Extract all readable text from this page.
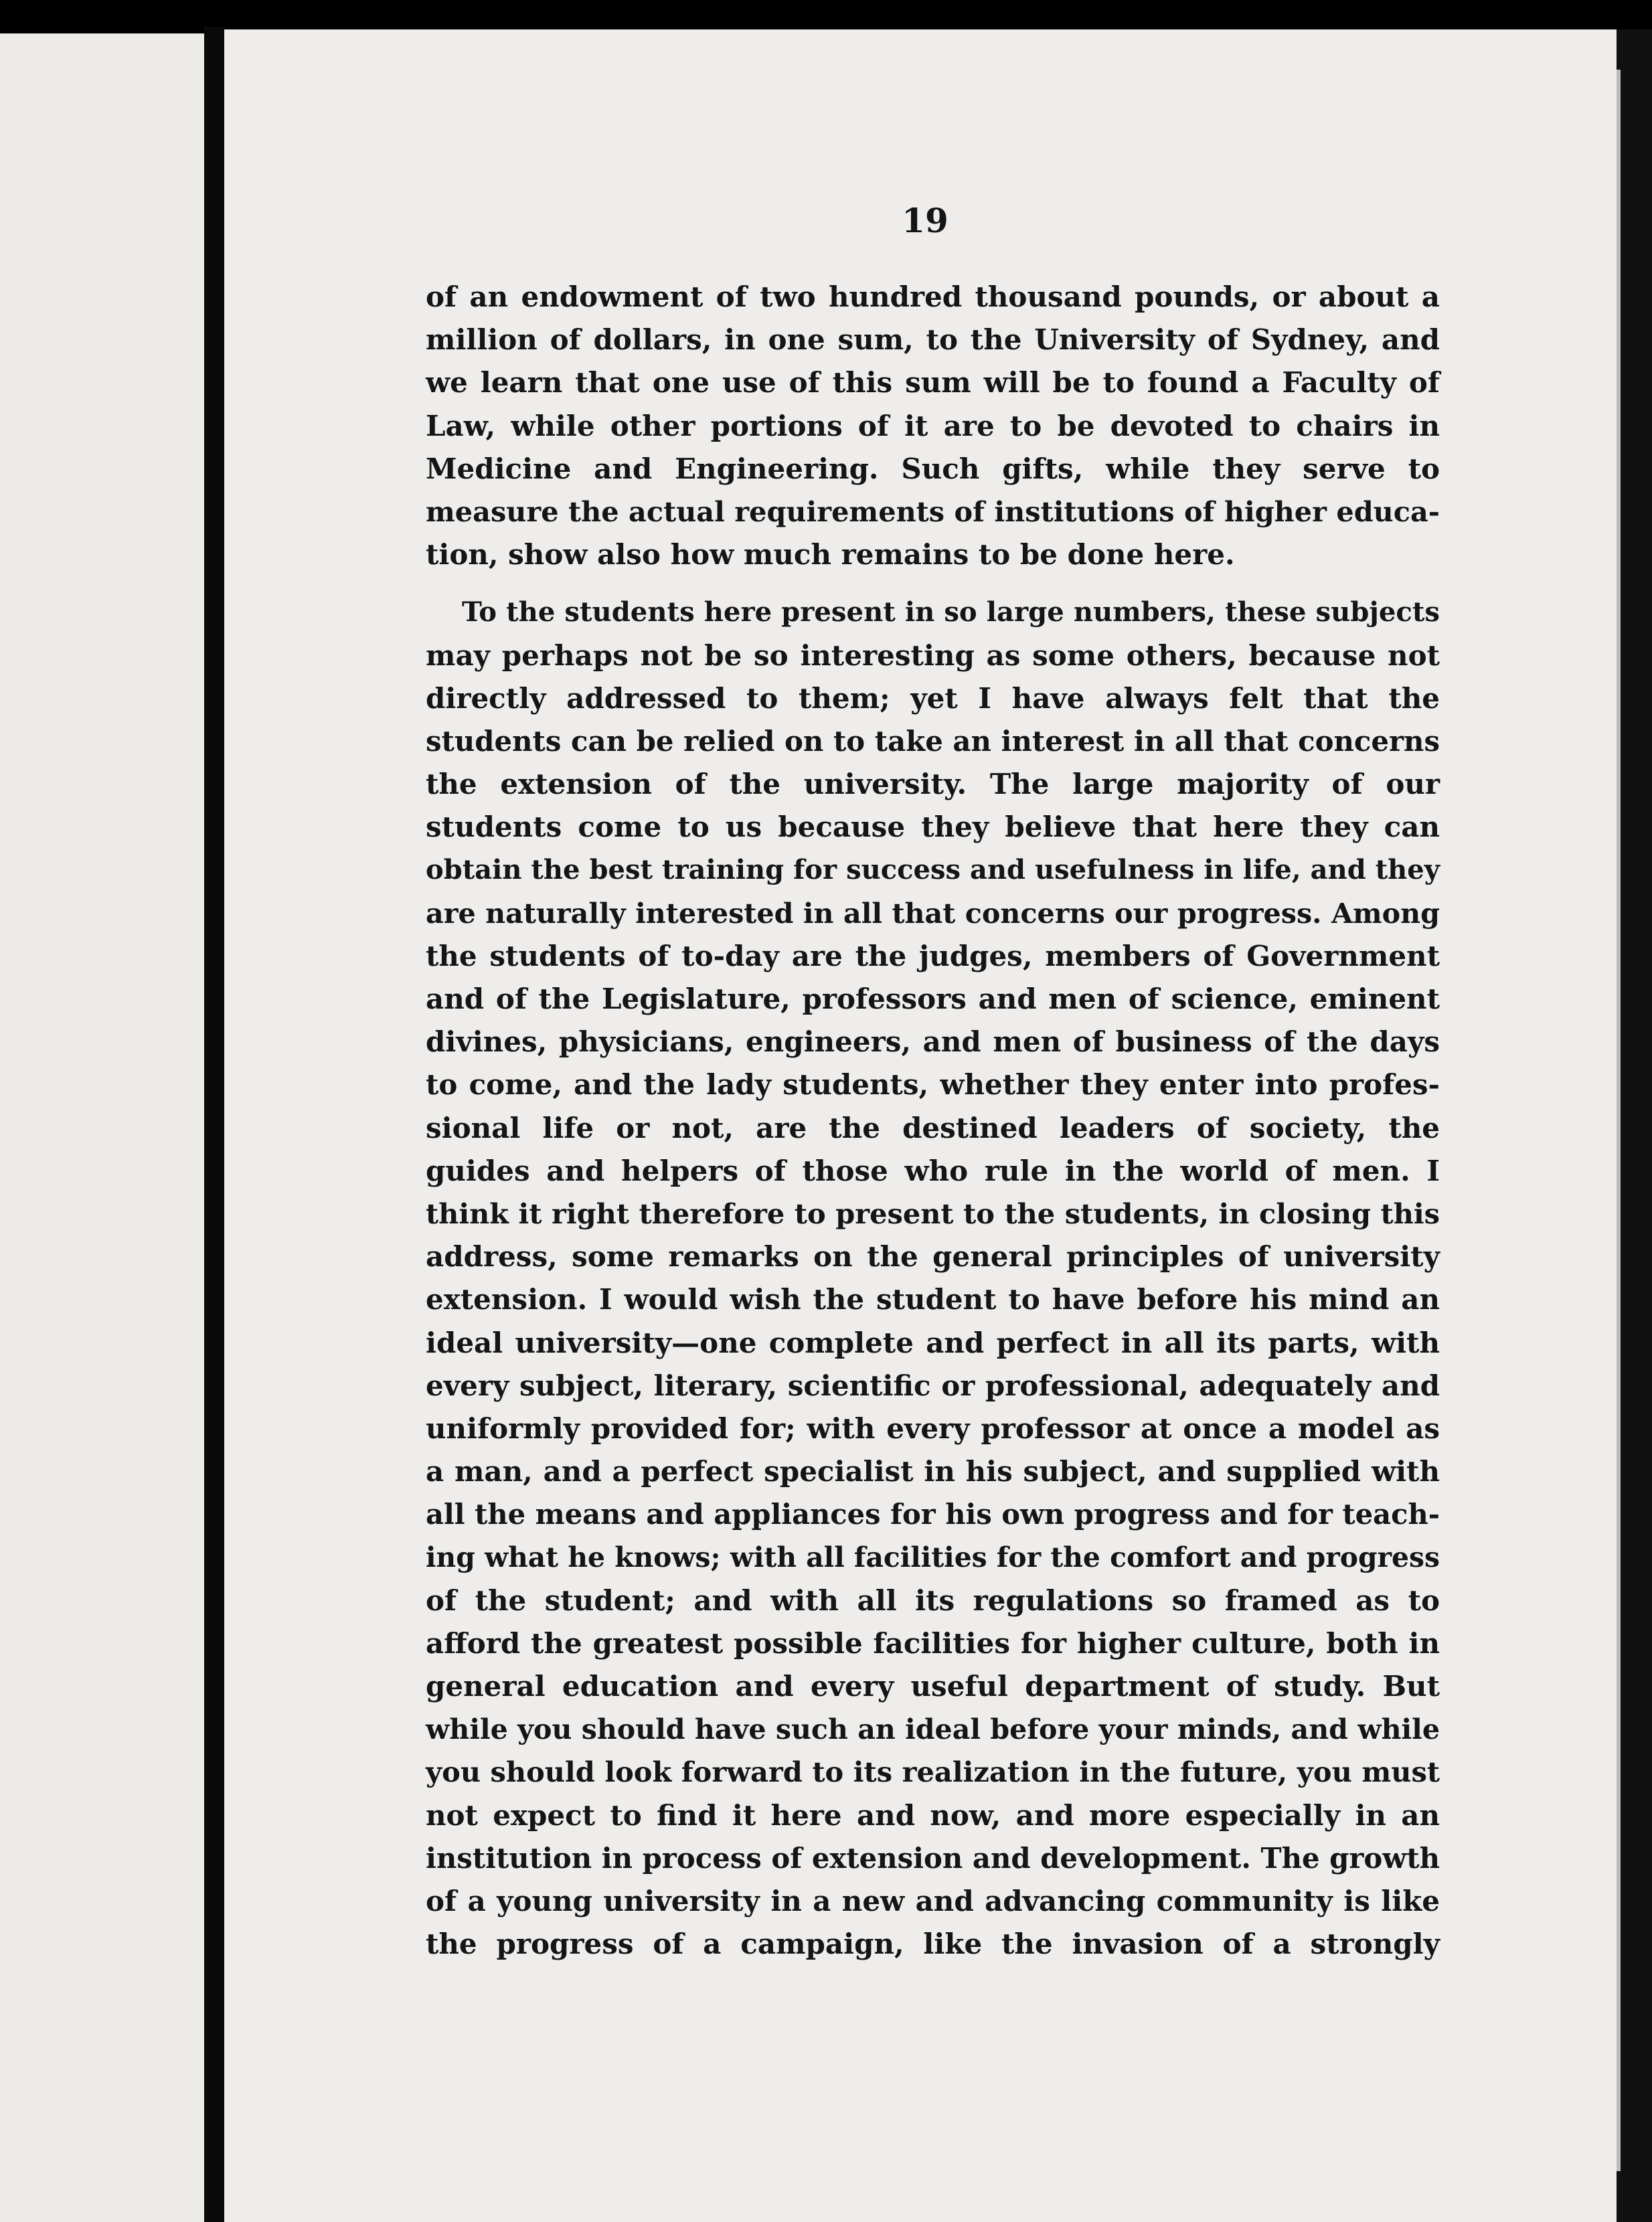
19
of an endowment of two hundred thousand pounds, or about a
million of dollars, in one sum, to the University of Sydney, and
we learn that one use of this sum will be to found a Faculty of
Law, while other portions of it are to be devoted to chairs in
Medicine and Engineering. Such gifts, while they serve to
measure the actual requirements of institutions of higher educa-
tion, show also how much remains to be done here.
To the students here present in so large numbers, these subjects
may perhaps not be so interesting as some others, because not
directly addressed to them; yet I have always felt that the
students can be relied on to take an interest in all that concerns
the extension of the university. The large majority of our
students come to us because they believe that here they can
obtain the best training for success and usefulness in life, and they
are naturally interested in all that concerns our progress. Among
the students of to-day are the judges, members of Government
and of the Legislature, professors and men of science, eminent
divines, physicians, engineers, and men of business of the days
to come, and the lady students, whether they enter into profes-
sional life or not, are the destined leaders of society, the
guides and helpers of those who rule in the world of men. I
think it right therefore to present to the students, in closing this
address, some remarks on the general principles of university
extension. I would wish the student to have before his mind an
ideal university—one complete and perfect in all its parts, with
every subject, literary, scientific or professional, adequately and
uniformly provided for; with every professor at once a model as
a man, and a perfect specialist in his subject, and supplied with
all the means and appliances for his own progress and for teach-
ing what he knows; with all facilities for the comfort and progress
of the student; and with all its regulations so framed as to
afford the greatest possible facilities for higher culture, both in
general education and every useful department of study. But
while you should have such an ideal before your minds, and while
you should look forward to its realization in the future, you must
not expect to find it here and now, and more especially in an
institution in process of extension and development. The growth
of a young university in a new and advancing community is like
the progress of a campaign, like the invasion of a strongly
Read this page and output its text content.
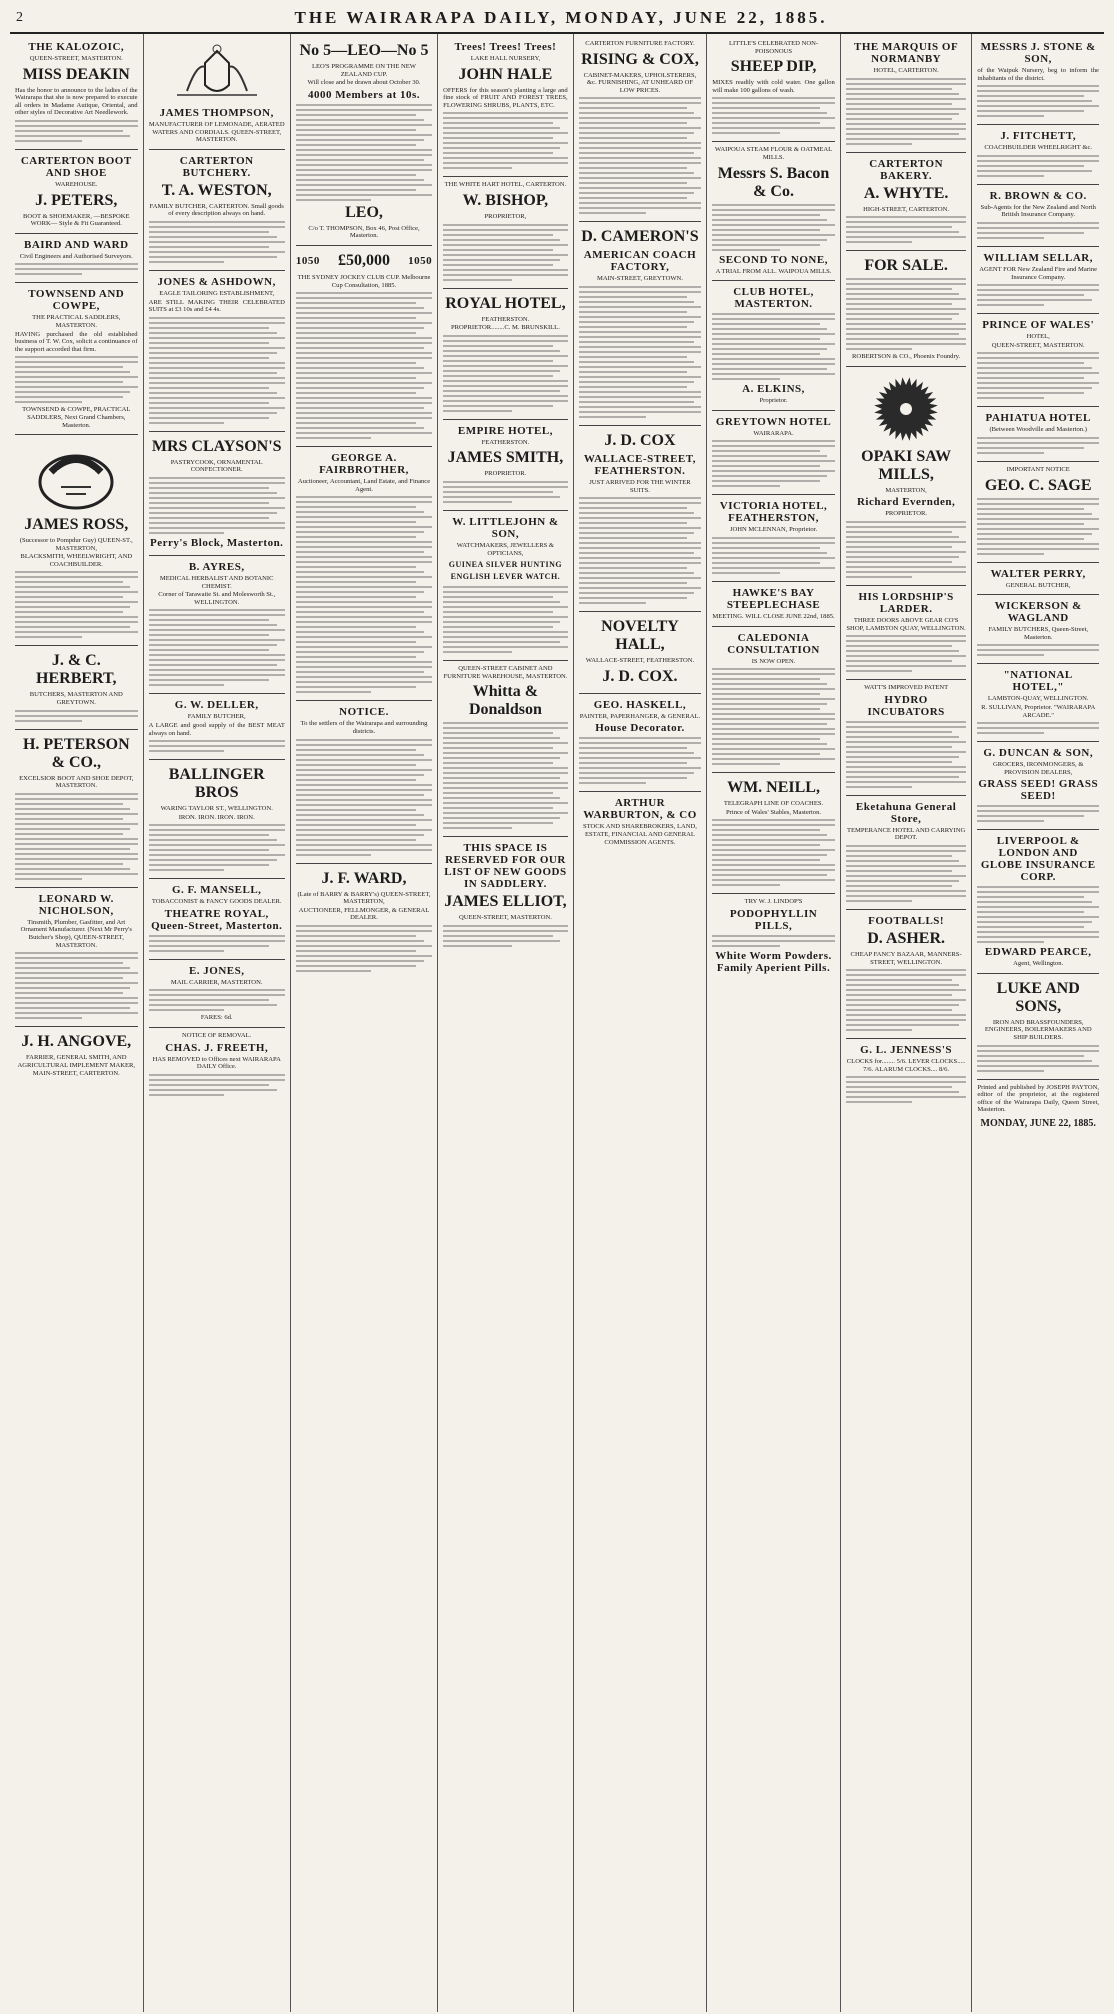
2	THE WAIRARAPA DAILY, MONDAY, JUNE 22, 1885.
THE KALOZOIC,
QUEEN-STREET, MASTERTON.
MISS DEAKIN
Has the honor to announce to the ladies of the Wairarapa that she is now prepared to execute all orders in Madame Autique, Oriental, and other styles of Decorative Art Needlework.
CARTERTON BOOT AND SHOE
WAREHOUSE.
J. PETERS,
BOOT & SHOEMAKER, —BESPOKE WORK— Style & Fit Guaranteed.
BAIRD AND WARD
Civil Engineers and Authorised Surveyors.
TOWNSEND AND COWPE,
THE PRACTICAL SADDLERS, MASTERTON.
HAVING purchased the old established business of T. W. Cox, solicit a continuance of the support accorded that firm.
TOWNSEND & COWPE, PRACTICAL SADDLERS, Next Grand Chambers, Masterton.
JAMES ROSS,
(Successor to Pompdur Guy) QUEEN-ST., MASTERTON,
BLACKSMITH, WHEELWRIGHT, AND COACHBUILDER.
J. & C. HERBERT,
BUTCHERS, MASTERTON AND GREYTOWN.
H. PETERSON & CO.,
EXCELSIOR BOOT AND SHOE DEPOT, MASTERTON.
LEONARD W. NICHOLSON,
Tinsmith, Plumber, Gasfitter, and Art Ornament Manufacturer. (Next Mr Perry's Butcher's Shop), QUEEN-STREET, MASTERTON.
J. H. ANGOVE,
FARRIER, GENERAL SMITH, AND AGRICULTURAL IMPLEMENT MAKER,
MAIN-STREET, CARTERTON.
JAMES THOMPSON,
MANUFACTURER OF LEMONADE, AERATED WATERS AND CORDIALS. QUEEN-STREET, MASTERTON.
CARTERTON BUTCHERY.
T. A. WESTON,
FAMILY BUTCHER, CARTERTON. Small goods of every description always on hand.
JONES & ASHDOWN,
EAGLE TAILORING ESTABLISHMENT,
ARE STILL MAKING THEIR CELEBRATED SUITS at £3 10s and £4 4s.
MRS CLAYSON'S
PASTRYCOOK, ORNAMENTAL CONFECTIONER.
Perry's Block, Masterton.
B. AYRES,
MEDICAL HERBALIST AND BOTANIC CHEMIST.
Corner of Tarawaite St. and Molesworth St., WELLINGTON.
G. W. DELLER,
FAMILY BUTCHER,
A LARGE and good supply of the BEST MEAT always on hand.
BALLINGER BROS
WARING TAYLOR ST., WELLINGTON.
IRON. IRON. IRON. IRON.
G. F. MANSELL,
TOBACCONIST & FANCY GOODS DEALER.
THEATRE ROYAL, Queen-Street, Masterton.
E. JONES,
MAIL CARRIER, MASTERTON.
FARES: 6d.
NOTICE OF REMOVAL.
CHAS. J. FREETH,
HAS REMOVED to Offices next WAIRARAPA DAILY Office.
No 5—LEO—No 5
LEO'S PROGRAMME ON THE NEW ZEALAND CUP.
Will close and be drawn about October 30.
4000 Members at 10s.
LEO,
C/o T. THOMPSON, Box 46, Post Office, Masterton.
1050 £50,000 1050
THE SYDNEY JOCKEY CLUB CUP. Melbourne Cup Consultation, 1885.
GEORGE A. FAIRBROTHER,
Auctioneer, Accountant, Land Estate, and Finance Agent.
NOTICE.
To the settlers of the Wairarapa and surrounding districts.
J. F. WARD,
(Late of BARRY & BARRY's) QUEEN-STREET, MASTERTON,
AUCTIONEER, FELLMONGER, & GENERAL DEALER.
Trees! Trees! Trees!
LAKE HALL NURSERY,
JOHN HALE
OFFERS for this season's planting a large and fine stock of FRUIT AND FOREST TREES, FLOWERING SHRUBS, PLANTS, ETC.
THE WHITE HART HOTEL, CARTERTON.
W. BISHOP,
PROPRIETOR,
ROYAL HOTEL,
FEATHERSTON.
PROPRIETOR........C. M. BRUNSKILL.
EMPIRE HOTEL,
FEATHERSTON.
JAMES SMITH,
PROPRIETOR.
W. LITTLEJOHN & SON,
WATCHMAKERS, JEWELLERS & OPTICIANS,
GUINEA SILVER HUNTING ENGLISH LEVER WATCH.
QUEEN-STREET CABINET AND FURNITURE WAREHOUSE, MASTERTON.
Whitta & Donaldson
THIS SPACE IS RESERVED FOR OUR LIST OF NEW GOODS IN SADDLERY.
JAMES ELLIOT,
QUEEN-STREET, MASTERTON.
CARTERTON FURNITURE FACTORY.
RISING & COX,
CABINET-MAKERS, UPHOLSTERERS, &c. FURNISHING, AT UNHEARD OF LOW PRICES.
D. CAMERON'S
AMERICAN COACH FACTORY,
MAIN-STREET, GREYTOWN.
J. D. COX
WALLACE-STREET, FEATHERSTON.
JUST ARRIVED FOR THE WINTER SUITS.
NOVELTY HALL,
WALLACE-STREET, FEATHERSTON.
J. D. COX.
GEO. HASKELL,
PAINTER, PAPERHANGER, & GENERAL.
House Decorator.
ARTHUR WARBURTON, & CO
STOCK AND SHAREBROKERS, LAND, ESTATE, FINANCIAL AND GENERAL COMMISSION AGENTS.
LITTLE'S CELEBRATED NON-POISONOUS
SHEEP DIP,
MIXES readily with cold water. One gallon will make 100 gallons of wash.
WAIPOUA STEAM FLOUR & OATMEAL MILLS.
Messrs S. Bacon & Co.
SECOND TO NONE,
A TRIAL FROM ALL. WAIPOUA MILLS.
CLUB HOTEL, MASTERTON.
A. ELKINS,
Proprietor.
GREYTOWN HOTEL
WAIRARAPA.
VICTORIA HOTEL, FEATHERSTON,
JOHN MCLENNAN, Proprietor.
HAWKE'S BAY STEEPLECHASE
MEETING. WILL CLOSE JUNE 22nd, 1885.
CALEDONIA CONSULTATION
IS NOW OPEN.
WM. NEILL,
TELEGRAPH LINE OF COACHES.
Prince of Wales' Stables, Masterton.
TRY W. J. LINDOP'S
PODOPHYLLIN PILLS,
White Worm Powders. Family Aperient Pills.
THE MARQUIS OF NORMANBY
HOTEL, CARTERTON.
CARTERTON BAKERY.
A. WHYTE.
HIGH-STREET, CARTERTON.
FOR SALE.
ROBERTSON & CO., Phoenix Foundry.
OPAKI SAW MILLS,
MASTERTON,
Richard Evernden,
PROPRIETOR.
HIS LORDSHIP'S LARDER.
THREE DOORS ABOVE GEAR CO'S SHOP, LAMBTON QUAY, WELLINGTON.
WATT'S IMPROVED PATENT
HYDRO INCUBATORS
Eketahuna General Store,
TEMPERANCE HOTEL AND CARRYING DEPOT.
FOOTBALLS!
D. ASHER.
CHEAP FANCY BAZAAR, MANNERS-STREET, WELLINGTON.
G. L. JENNESS'S
CLOCKS for........ 5/6. LEVER CLOCKS..... 7/6. ALARUM CLOCKS.... 8/6.
MESSRS J. STONE & SON,
of the Waipuk Nursery, beg to inform the inhabitants of the district.
J. FITCHETT,
COACHBUILDER WHEELRIGHT &c.
R. BROWN & CO.
Sub-Agents for the New Zealand and North British Insurance Company.
WILLIAM SELLAR,
AGENT FOR New Zealand Fire and Marine Insurance Company.
PRINCE OF WALES'
HOTEL,
QUEEN-STREET, MASTERTON.
PAHIATUA HOTEL
(Between Woodville and Masterton.)
IMPORTANT NOTICE
GEO. C. SAGE
WALTER PERRY,
GENERAL BUTCHER,
WICKERSON & WAGLAND
FAMILY BUTCHERS, Queen-Street, Masterton.
"NATIONAL HOTEL,"
LAMBTON-QUAY, WELLINGTON.
R. SULLIVAN, Proprietor. "WAIRARAPA ARCADE."
G. DUNCAN & SON,
GROCERS, IRONMONGERS, & PROVISION DEALERS,
GRASS SEED! GRASS SEED!
LIVERPOOL & LONDON AND GLOBE INSURANCE CORP.
EDWARD PEARCE,
Agent, Wellington.
LUKE AND SONS,
IRON AND BRASSFOUNDERS, ENGINEERS, BOILERMAKERS AND SHIP BUILDERS.
Printed and published by JOSEPH PAYTON, editor of the proprietor, at the registered office of the Wairarapa Daily, Queen Street, Masterton.
MONDAY, JUNE 22, 1885.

+ + +

_Task instructions:_ How many of the lines above hold "should"? Answer with only the number.

_Exercise solution:_ 2